-- start Exercise material --
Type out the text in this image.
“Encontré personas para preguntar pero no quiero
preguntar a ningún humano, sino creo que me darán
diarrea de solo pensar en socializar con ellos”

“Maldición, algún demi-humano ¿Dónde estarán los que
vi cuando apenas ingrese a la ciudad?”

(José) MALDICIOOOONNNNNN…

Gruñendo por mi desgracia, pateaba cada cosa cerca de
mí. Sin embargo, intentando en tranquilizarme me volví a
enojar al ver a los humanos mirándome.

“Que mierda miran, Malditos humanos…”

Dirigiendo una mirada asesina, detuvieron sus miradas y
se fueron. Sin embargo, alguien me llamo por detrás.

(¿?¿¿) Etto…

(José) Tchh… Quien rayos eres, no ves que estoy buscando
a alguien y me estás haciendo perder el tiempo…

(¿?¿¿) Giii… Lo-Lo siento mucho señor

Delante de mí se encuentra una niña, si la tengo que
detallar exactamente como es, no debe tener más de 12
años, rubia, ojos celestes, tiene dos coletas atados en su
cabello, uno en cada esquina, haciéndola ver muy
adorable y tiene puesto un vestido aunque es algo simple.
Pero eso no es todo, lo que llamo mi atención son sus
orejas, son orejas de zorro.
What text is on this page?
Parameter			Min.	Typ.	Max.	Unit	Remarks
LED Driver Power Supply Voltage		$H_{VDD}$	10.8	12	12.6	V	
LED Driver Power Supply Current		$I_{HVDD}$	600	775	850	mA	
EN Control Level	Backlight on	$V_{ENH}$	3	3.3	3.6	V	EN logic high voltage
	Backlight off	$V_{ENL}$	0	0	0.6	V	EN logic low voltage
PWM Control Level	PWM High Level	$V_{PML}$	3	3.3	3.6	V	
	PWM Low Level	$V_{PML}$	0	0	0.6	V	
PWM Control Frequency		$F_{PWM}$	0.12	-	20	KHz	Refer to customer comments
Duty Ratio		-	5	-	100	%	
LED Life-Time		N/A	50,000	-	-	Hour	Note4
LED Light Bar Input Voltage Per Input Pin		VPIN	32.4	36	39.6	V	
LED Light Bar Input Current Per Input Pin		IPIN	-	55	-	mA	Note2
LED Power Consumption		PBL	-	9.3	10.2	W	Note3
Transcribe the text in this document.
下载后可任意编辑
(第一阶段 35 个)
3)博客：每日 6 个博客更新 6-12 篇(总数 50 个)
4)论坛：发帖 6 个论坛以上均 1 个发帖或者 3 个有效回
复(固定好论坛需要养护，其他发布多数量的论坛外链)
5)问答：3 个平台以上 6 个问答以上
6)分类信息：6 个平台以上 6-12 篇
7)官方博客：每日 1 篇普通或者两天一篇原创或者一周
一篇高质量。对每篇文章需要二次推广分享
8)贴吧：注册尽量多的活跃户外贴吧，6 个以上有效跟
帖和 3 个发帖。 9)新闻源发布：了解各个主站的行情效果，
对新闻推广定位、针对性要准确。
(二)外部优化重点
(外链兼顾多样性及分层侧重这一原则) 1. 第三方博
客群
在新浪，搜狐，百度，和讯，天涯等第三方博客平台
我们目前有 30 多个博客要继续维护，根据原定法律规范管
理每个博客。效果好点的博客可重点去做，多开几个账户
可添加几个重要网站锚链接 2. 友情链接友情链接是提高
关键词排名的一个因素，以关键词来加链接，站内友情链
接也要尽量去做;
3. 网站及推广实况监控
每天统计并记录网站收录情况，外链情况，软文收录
-- end Exercise material --
- [Task goal] Find each line in the records holding the string "text" and show it.

- [Answer for the task]
Type out the text in this image.
What text is on this page?
Transcribe the text in this document.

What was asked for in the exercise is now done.